(begin)

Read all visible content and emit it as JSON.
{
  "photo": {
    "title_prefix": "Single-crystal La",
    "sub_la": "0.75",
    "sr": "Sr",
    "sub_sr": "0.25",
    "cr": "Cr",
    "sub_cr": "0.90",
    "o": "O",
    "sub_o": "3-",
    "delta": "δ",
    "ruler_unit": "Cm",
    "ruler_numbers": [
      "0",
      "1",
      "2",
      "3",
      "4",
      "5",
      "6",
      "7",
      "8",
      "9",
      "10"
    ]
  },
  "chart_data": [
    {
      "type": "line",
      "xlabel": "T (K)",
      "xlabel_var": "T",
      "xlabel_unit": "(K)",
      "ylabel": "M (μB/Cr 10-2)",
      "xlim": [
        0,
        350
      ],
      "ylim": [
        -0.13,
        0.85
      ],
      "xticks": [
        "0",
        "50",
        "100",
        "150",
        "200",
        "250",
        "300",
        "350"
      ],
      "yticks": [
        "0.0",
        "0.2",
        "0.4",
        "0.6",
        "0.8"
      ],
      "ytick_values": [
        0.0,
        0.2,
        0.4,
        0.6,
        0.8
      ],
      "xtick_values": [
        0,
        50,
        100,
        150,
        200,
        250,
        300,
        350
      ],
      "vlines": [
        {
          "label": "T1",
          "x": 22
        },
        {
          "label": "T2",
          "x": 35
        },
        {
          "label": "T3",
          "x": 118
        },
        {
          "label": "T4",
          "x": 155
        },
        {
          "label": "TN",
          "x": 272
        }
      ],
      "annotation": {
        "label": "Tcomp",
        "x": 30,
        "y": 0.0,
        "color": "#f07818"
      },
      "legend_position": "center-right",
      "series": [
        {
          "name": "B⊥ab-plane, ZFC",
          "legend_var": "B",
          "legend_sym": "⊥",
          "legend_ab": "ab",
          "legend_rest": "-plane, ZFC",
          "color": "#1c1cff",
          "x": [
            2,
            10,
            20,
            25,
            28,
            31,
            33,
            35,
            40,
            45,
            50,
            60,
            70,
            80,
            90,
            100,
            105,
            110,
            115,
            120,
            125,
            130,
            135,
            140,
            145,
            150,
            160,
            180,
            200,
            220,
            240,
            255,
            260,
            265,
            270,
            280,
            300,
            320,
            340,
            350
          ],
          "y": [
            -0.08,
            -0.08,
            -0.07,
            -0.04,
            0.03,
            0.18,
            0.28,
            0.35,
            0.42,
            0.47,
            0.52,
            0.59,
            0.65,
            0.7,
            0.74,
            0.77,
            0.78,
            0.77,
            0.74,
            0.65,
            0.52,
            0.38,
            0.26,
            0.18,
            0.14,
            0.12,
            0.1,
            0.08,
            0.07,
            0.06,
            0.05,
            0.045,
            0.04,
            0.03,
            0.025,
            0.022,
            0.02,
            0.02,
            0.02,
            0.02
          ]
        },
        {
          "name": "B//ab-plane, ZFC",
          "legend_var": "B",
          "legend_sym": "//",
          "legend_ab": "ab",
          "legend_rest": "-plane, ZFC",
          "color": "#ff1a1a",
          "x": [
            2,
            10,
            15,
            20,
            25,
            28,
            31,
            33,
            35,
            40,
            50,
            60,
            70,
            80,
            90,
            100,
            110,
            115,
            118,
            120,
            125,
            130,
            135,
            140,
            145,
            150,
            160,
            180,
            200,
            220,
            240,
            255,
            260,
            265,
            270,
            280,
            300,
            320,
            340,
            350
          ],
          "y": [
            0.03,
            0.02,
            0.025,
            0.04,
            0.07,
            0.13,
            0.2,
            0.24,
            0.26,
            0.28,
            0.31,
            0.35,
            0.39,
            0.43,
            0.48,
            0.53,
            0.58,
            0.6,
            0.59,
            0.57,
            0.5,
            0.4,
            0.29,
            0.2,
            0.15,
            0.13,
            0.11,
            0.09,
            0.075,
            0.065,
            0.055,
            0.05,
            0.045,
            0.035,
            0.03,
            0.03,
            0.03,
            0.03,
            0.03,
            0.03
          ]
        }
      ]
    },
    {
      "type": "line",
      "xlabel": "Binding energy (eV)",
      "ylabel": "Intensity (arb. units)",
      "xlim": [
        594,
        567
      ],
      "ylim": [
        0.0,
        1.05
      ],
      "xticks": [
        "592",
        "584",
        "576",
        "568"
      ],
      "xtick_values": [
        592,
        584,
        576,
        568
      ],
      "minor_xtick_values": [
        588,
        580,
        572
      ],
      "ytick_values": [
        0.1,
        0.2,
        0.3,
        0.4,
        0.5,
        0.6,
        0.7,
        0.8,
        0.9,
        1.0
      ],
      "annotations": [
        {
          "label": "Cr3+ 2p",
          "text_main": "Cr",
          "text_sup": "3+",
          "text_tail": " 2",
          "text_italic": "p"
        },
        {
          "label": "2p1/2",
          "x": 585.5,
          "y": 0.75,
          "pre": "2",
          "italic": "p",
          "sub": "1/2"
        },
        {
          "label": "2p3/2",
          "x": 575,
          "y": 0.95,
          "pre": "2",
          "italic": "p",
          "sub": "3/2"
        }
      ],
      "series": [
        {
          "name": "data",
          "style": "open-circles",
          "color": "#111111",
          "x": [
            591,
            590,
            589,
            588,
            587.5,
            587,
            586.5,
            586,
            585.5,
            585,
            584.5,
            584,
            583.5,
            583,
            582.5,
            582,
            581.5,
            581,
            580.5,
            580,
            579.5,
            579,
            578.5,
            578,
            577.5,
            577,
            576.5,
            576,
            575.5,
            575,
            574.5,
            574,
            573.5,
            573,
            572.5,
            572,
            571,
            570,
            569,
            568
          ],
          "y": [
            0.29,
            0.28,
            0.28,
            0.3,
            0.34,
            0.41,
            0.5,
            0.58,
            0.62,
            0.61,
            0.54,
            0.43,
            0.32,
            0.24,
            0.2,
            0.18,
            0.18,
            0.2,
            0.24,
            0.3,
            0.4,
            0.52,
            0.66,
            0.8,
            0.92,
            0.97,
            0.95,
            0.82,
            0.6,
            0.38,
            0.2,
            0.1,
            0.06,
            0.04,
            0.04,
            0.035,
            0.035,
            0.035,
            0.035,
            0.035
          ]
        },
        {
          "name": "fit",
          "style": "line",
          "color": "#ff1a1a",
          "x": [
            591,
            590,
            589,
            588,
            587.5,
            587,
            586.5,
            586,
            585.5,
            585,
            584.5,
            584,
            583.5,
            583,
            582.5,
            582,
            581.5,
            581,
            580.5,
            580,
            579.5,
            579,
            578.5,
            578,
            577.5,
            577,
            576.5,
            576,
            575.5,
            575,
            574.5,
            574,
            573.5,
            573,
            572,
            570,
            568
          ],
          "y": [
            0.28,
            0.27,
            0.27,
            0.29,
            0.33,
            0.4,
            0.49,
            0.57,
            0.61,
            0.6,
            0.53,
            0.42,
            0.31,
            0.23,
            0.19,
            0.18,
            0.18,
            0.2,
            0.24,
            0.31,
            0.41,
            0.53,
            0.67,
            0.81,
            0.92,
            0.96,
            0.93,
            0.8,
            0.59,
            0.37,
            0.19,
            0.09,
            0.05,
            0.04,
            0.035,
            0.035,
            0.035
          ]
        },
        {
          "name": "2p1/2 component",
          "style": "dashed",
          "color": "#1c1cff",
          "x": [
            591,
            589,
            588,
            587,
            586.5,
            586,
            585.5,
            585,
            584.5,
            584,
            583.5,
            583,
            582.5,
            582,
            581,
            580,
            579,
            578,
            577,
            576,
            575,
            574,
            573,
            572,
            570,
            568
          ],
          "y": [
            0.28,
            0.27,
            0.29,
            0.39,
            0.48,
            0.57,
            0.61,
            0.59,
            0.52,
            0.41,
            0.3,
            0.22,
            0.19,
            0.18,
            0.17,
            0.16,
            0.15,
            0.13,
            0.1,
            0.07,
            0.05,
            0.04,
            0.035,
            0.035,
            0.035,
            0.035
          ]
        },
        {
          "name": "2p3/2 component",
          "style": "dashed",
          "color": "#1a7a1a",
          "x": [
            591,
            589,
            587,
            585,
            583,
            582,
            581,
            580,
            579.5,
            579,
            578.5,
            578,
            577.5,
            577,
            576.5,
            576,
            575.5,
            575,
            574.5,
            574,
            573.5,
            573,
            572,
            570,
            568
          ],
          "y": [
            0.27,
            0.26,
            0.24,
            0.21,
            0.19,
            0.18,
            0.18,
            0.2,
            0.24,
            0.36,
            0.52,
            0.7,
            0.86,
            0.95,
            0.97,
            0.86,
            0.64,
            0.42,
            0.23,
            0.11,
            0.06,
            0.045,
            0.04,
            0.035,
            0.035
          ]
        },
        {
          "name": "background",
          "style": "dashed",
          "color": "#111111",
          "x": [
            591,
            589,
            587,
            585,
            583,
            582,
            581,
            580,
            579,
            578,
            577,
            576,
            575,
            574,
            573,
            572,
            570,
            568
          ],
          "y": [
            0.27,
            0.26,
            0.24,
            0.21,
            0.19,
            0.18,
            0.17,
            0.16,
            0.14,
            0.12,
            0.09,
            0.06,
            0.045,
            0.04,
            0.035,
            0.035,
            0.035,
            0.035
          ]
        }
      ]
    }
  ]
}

(end)

— WHAT THE EXERCISE ASKS —
Only a number is wanted: how many lines above include "name"?

— COMPLETE OUTPUT —
7